▶ [TASK OBJECTIVE] Show each line from the listing that includes the word "velocidade".
● ● ● ● ●
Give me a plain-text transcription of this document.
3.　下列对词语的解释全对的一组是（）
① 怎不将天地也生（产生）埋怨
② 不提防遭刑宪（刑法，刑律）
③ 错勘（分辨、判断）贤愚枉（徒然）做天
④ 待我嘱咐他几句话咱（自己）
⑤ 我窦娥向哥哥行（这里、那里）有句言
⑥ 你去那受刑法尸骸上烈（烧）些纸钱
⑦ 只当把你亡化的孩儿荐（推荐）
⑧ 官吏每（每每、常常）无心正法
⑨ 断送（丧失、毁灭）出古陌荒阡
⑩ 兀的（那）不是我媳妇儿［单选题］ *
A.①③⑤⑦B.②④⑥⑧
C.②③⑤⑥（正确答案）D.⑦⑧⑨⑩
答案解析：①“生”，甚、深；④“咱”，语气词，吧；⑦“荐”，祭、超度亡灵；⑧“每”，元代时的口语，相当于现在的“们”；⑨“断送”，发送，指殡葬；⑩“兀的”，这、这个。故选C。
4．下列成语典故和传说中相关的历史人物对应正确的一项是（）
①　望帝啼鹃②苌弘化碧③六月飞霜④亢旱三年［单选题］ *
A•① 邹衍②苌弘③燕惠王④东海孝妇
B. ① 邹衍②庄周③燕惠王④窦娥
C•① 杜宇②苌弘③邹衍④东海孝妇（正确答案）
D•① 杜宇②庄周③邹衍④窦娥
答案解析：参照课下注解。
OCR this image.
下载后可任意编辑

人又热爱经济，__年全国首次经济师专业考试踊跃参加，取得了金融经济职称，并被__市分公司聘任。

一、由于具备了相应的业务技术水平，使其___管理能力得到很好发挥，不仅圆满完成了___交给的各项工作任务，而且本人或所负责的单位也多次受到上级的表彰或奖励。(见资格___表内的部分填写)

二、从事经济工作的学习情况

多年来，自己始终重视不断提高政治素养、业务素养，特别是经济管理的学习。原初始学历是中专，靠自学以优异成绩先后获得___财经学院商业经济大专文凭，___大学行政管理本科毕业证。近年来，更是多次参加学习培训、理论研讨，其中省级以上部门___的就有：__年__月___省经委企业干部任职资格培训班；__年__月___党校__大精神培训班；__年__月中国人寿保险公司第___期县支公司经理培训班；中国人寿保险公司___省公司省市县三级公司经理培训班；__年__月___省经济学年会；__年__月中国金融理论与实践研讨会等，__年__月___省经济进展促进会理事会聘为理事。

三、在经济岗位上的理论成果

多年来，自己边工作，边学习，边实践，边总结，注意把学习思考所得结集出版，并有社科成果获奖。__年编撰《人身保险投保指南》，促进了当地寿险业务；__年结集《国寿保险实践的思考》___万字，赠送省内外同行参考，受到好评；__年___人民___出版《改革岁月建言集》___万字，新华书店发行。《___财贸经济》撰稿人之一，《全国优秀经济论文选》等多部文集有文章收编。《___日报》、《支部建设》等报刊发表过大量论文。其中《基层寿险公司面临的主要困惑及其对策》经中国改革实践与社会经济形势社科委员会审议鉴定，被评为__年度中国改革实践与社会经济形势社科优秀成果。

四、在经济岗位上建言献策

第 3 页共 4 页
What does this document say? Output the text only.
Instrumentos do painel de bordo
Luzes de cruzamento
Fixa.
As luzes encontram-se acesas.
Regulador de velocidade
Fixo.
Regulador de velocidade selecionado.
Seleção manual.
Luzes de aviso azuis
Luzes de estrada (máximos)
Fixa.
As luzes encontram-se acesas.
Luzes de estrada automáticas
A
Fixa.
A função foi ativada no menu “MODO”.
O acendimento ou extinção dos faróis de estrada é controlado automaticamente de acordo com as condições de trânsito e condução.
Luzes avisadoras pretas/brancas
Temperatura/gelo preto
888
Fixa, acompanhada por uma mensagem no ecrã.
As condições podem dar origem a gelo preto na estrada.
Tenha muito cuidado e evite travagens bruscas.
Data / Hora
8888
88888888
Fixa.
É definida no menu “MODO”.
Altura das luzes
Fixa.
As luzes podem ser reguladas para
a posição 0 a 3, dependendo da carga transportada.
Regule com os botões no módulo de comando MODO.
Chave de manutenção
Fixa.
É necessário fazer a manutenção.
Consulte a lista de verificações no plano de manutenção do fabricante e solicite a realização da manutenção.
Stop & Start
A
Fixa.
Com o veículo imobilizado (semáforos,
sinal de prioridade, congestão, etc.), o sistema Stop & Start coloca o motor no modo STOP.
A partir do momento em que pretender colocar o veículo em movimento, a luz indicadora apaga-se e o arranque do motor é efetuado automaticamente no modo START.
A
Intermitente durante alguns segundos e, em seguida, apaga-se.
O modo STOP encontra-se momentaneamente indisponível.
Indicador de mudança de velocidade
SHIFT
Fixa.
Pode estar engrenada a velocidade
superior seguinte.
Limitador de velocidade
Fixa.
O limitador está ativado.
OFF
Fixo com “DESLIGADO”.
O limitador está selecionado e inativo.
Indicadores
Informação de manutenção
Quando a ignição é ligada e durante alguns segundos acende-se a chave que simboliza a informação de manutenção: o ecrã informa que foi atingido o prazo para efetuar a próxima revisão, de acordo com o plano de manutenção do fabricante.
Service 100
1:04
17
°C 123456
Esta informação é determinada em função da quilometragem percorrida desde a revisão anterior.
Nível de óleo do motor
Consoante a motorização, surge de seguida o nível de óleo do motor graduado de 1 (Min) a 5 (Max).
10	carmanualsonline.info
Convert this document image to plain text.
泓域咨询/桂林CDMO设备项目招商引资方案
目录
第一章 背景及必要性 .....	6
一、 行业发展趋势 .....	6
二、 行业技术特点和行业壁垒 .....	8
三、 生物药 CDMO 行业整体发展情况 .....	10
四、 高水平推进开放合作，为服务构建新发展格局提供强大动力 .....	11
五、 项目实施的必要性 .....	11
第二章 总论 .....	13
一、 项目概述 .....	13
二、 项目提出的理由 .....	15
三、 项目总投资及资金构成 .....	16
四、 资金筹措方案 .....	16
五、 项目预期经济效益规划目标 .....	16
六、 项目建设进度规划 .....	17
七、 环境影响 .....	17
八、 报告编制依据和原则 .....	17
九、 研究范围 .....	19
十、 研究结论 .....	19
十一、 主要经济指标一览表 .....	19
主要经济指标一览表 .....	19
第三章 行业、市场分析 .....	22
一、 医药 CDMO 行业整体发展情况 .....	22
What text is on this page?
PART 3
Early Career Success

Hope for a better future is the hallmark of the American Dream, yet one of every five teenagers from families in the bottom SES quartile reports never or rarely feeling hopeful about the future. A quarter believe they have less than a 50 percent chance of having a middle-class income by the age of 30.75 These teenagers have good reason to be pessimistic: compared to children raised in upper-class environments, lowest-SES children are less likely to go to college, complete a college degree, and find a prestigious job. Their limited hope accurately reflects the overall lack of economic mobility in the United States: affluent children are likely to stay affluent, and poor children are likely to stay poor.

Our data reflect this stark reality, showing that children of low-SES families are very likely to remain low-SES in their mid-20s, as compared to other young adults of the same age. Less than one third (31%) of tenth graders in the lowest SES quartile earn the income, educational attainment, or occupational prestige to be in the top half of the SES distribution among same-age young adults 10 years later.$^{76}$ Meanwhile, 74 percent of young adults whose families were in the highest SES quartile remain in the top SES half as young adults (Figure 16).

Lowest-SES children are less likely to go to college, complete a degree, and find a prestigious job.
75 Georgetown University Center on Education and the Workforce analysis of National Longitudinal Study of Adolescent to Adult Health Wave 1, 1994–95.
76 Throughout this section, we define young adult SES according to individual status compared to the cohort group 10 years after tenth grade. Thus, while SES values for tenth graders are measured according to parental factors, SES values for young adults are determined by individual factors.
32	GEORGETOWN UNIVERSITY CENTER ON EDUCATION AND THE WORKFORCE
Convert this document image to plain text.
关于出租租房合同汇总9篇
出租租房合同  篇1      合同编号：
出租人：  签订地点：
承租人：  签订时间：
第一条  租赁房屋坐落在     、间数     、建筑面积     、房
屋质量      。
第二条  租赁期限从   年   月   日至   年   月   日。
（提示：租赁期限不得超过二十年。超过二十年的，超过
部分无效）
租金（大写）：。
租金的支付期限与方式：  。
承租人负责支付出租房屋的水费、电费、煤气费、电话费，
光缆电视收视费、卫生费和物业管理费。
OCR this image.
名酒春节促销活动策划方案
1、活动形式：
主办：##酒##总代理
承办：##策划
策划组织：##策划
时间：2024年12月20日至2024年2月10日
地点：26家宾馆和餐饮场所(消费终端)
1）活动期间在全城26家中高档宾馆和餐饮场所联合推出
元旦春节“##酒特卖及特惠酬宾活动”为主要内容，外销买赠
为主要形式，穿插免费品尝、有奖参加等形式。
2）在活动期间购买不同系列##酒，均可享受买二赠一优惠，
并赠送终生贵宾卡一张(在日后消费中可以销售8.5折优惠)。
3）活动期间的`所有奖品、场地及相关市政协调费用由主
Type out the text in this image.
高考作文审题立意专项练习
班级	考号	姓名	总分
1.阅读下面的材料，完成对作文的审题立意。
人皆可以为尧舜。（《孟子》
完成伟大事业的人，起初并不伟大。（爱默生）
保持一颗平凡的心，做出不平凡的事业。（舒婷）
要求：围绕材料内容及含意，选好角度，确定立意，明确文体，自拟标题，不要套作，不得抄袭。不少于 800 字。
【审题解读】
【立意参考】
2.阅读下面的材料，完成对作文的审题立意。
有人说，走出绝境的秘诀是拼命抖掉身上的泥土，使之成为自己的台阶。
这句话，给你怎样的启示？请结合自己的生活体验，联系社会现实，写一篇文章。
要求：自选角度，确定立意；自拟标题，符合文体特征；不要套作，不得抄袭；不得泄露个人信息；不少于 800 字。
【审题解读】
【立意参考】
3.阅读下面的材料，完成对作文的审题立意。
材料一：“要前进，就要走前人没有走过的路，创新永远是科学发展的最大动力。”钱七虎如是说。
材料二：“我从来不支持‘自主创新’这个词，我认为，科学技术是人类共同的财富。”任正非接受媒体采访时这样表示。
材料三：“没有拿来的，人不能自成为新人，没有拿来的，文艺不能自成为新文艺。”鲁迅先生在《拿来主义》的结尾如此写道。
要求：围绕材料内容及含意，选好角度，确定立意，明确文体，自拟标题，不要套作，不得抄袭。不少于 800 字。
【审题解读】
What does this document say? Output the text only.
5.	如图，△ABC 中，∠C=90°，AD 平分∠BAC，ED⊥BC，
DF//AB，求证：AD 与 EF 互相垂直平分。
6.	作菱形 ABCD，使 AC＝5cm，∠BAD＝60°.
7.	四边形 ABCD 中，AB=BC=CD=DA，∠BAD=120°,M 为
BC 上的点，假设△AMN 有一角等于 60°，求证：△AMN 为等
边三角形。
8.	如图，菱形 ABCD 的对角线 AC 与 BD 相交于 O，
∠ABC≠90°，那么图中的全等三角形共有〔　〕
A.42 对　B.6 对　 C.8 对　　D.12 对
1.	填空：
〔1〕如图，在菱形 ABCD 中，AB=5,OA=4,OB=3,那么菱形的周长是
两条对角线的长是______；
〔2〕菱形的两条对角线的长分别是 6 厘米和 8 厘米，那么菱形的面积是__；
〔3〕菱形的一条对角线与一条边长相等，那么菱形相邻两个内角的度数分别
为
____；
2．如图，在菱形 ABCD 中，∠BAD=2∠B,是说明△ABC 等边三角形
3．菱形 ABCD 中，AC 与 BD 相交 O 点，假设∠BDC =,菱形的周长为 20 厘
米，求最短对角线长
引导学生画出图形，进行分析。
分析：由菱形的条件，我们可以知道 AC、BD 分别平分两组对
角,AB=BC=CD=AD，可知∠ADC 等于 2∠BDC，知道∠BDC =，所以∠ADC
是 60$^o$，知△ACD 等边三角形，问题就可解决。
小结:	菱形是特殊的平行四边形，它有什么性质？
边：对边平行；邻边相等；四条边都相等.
● ● ● ● ●
▶ [WRITTEN SOLUTION]
Regulador de velocidade
Regulador de velocidade selecionado.
Indicador de mudança de velocidade
Pode estar engrenada a velocidade
Limitador de velocidade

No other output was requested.